((

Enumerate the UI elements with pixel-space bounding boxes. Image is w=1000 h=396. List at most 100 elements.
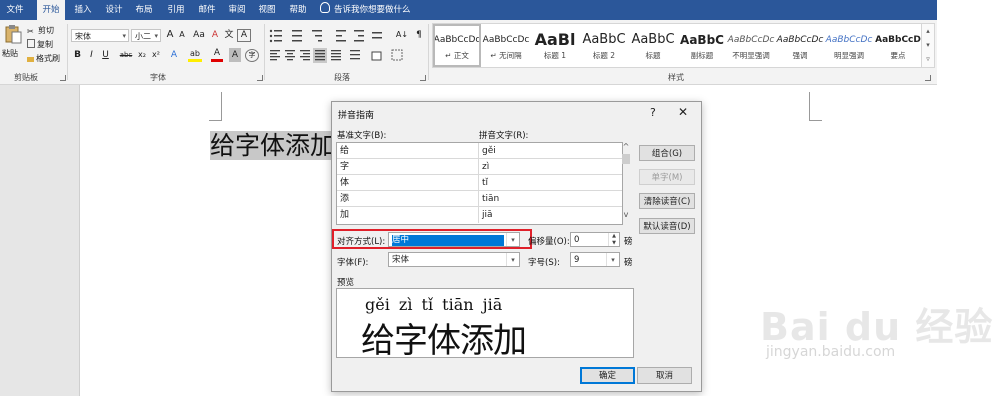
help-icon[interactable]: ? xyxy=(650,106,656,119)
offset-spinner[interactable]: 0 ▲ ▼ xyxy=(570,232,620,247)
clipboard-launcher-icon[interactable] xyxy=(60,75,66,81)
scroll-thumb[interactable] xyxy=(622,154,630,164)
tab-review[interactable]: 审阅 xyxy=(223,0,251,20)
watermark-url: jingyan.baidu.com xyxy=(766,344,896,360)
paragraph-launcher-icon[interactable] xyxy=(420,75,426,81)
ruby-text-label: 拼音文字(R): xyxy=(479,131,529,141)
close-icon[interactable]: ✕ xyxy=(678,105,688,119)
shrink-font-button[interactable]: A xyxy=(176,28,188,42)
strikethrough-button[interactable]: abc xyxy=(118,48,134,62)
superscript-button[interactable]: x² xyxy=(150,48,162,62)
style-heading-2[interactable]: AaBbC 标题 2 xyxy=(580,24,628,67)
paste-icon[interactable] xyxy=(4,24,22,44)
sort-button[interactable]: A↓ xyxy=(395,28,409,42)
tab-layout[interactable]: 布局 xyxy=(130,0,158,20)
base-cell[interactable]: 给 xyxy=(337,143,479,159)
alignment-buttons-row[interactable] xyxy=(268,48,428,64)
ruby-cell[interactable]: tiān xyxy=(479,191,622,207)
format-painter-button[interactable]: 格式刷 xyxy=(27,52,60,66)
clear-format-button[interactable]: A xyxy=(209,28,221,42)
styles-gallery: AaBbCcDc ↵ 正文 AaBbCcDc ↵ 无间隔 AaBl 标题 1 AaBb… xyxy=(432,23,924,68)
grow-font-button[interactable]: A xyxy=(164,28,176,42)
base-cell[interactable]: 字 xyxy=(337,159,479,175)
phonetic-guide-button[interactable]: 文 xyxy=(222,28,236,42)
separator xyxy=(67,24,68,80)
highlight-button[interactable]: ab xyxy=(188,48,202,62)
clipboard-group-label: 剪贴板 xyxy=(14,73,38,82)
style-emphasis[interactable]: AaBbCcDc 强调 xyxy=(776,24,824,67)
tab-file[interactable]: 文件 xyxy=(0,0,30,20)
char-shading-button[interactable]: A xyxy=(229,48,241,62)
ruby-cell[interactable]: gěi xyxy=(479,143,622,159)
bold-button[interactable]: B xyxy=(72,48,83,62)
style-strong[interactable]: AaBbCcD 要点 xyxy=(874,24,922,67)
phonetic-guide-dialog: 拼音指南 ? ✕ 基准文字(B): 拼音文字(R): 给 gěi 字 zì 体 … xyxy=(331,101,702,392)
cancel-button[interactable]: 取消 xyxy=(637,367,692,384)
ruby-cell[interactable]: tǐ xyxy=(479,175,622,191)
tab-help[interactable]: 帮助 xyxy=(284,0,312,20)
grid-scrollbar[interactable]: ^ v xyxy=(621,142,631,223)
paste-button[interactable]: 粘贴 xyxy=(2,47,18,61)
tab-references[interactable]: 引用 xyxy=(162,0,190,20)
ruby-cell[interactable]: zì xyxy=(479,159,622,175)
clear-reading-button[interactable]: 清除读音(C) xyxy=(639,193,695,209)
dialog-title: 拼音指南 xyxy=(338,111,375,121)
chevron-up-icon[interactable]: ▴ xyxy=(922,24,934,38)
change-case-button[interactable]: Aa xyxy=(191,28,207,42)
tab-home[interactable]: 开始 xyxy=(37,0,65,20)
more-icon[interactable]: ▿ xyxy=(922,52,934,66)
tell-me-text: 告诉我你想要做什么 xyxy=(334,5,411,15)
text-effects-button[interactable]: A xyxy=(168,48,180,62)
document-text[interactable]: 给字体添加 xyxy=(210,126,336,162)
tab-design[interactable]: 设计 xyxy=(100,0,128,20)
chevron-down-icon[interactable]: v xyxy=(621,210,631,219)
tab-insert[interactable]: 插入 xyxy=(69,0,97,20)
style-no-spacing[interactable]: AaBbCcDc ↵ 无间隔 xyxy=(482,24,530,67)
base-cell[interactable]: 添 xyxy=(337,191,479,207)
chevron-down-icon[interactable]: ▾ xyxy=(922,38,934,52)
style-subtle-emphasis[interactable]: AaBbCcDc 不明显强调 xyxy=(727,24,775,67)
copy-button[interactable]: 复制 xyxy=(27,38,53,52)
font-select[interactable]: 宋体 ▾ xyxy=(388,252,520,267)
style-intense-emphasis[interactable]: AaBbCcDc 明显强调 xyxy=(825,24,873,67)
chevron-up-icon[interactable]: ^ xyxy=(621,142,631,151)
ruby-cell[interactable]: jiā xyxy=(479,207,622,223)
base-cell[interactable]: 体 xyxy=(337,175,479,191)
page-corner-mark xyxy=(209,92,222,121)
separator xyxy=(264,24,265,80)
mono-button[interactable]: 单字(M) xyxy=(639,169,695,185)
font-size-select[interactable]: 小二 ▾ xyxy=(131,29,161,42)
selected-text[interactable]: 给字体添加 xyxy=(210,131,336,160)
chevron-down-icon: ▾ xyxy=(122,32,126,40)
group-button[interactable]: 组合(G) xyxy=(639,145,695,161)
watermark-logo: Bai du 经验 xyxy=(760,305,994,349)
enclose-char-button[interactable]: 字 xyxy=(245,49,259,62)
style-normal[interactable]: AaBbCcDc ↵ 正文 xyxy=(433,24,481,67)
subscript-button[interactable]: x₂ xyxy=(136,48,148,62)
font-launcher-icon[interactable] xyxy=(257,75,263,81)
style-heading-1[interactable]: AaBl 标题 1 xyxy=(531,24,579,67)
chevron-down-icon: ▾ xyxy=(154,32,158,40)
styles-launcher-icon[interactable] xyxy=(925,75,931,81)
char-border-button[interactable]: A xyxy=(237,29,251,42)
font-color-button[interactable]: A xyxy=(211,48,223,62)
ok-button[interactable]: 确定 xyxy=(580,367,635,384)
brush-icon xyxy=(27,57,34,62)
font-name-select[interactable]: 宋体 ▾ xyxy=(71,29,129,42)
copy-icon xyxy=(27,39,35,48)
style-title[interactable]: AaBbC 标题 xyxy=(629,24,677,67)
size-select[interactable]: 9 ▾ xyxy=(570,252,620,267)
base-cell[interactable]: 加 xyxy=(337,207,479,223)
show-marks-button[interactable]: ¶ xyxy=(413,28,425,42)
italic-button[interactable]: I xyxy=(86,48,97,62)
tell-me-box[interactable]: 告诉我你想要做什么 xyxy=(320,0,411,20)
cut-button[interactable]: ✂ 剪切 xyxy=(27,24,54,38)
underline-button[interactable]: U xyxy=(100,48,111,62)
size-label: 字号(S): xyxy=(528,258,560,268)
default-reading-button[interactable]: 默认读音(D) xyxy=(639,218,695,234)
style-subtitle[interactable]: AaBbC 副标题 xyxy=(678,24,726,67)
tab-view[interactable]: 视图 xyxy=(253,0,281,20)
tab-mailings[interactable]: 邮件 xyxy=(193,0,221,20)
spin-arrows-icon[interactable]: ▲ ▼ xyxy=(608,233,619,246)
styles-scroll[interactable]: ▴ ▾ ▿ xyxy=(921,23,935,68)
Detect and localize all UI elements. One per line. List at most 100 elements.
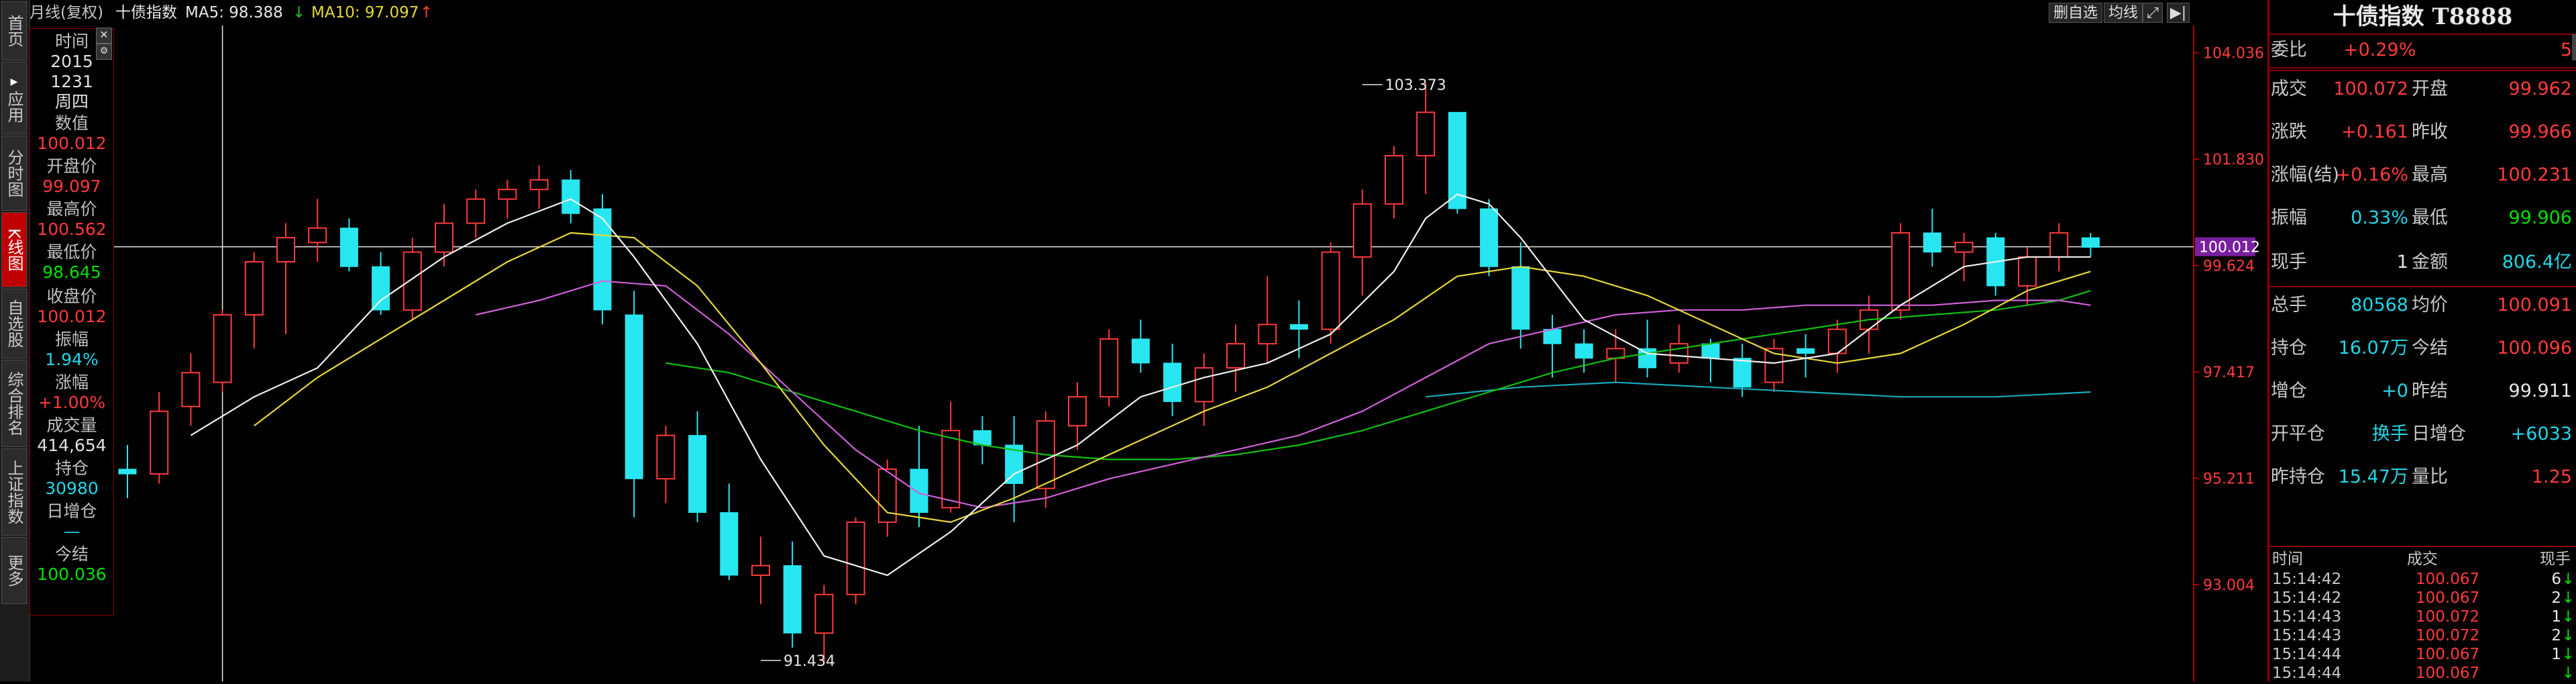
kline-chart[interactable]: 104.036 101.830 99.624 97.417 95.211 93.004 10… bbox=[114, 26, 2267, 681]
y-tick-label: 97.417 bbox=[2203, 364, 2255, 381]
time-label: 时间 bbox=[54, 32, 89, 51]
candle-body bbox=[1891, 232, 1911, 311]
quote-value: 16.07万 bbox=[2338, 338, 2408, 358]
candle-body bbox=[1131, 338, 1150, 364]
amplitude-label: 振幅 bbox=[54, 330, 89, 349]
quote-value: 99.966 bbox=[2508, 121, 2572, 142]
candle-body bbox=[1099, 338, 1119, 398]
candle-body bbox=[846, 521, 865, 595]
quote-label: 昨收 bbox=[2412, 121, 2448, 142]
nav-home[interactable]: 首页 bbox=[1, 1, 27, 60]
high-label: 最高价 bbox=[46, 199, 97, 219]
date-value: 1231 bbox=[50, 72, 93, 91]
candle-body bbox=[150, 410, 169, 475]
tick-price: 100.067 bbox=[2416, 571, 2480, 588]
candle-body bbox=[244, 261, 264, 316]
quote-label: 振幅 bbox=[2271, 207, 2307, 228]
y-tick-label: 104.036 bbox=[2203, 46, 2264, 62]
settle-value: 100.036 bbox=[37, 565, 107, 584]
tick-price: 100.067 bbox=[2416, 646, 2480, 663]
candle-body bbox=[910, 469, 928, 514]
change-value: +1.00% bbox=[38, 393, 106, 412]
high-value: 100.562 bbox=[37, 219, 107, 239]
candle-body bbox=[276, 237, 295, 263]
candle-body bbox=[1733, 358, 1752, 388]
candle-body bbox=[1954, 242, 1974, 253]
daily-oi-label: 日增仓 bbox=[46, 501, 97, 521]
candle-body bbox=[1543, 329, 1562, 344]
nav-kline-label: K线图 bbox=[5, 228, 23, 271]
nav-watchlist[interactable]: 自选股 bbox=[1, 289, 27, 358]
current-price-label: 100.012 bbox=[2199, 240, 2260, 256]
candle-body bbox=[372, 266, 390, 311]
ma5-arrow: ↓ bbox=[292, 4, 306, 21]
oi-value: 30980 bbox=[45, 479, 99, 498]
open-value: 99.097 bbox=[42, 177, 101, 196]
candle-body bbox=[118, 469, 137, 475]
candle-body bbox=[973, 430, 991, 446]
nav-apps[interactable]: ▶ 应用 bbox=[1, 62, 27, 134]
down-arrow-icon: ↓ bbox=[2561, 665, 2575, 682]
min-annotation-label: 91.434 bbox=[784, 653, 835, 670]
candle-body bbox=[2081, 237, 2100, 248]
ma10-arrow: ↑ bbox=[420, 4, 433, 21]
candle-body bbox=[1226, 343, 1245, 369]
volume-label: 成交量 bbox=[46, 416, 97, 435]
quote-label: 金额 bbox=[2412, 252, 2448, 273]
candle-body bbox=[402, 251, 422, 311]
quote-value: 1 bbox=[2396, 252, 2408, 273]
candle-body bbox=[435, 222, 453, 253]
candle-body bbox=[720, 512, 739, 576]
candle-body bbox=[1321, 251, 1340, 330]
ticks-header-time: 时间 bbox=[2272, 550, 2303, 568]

))

● Stated goal
Copy out again, unchanged, the lines from the one containing "kline-chart[interactable]: 104.036 101.830" through the one containing "open-value: 99.097 bbox=[42, 177, 101, 196]", with both of those lines included.

● Final result
kline-chart[interactable]: 104.036 101.830 99.624 97.417 95.211 93.004 10… bbox=[114, 26, 2267, 681]
y-tick-label: 97.417 bbox=[2203, 364, 2255, 381]
time-label: 时间 bbox=[54, 32, 89, 51]
candle-body bbox=[1891, 232, 1911, 311]
quote-value: 16.07万 bbox=[2338, 338, 2408, 358]
candle-body bbox=[1131, 338, 1150, 364]
amplitude-label: 振幅 bbox=[54, 330, 89, 349]
quote-value: 99.966 bbox=[2508, 121, 2572, 142]
candle-body bbox=[1099, 338, 1119, 398]
candle-body bbox=[846, 521, 865, 595]
quote-label: 昨收 bbox=[2412, 121, 2448, 142]
nav-home[interactable]: 首页 bbox=[1, 1, 27, 60]
high-label: 最高价 bbox=[46, 199, 97, 219]
date-value: 1231 bbox=[50, 72, 93, 91]
candle-body bbox=[150, 410, 169, 475]
tick-price: 100.067 bbox=[2416, 571, 2480, 588]
candle-body bbox=[244, 261, 264, 316]
quote-label: 振幅 bbox=[2271, 207, 2307, 228]
y-tick-label: 104.036 bbox=[2203, 46, 2264, 62]
settle-value: 100.036 bbox=[37, 565, 107, 584]
tick-price: 100.067 bbox=[2416, 646, 2480, 663]
candle-body bbox=[910, 469, 928, 514]
change-value: +1.00% bbox=[38, 393, 106, 412]
high-value: 100.562 bbox=[37, 219, 107, 239]
candle-body bbox=[276, 237, 295, 263]
candle-body bbox=[1733, 358, 1752, 388]
candle-body bbox=[1954, 242, 1974, 253]
daily-oi-label: 日增仓 bbox=[46, 501, 97, 521]
candle-body bbox=[1543, 329, 1562, 344]
nav-kline-label: K线图 bbox=[5, 228, 23, 271]
nav-watchlist[interactable]: 自选股 bbox=[1, 289, 27, 358]
current-price-label: 100.012 bbox=[2199, 240, 2260, 256]
candle-body bbox=[372, 266, 390, 311]
ma5-arrow: ↓ bbox=[292, 4, 306, 21]
oi-value: 30980 bbox=[45, 479, 99, 498]
open-value: 99.097 bbox=[42, 177, 101, 196]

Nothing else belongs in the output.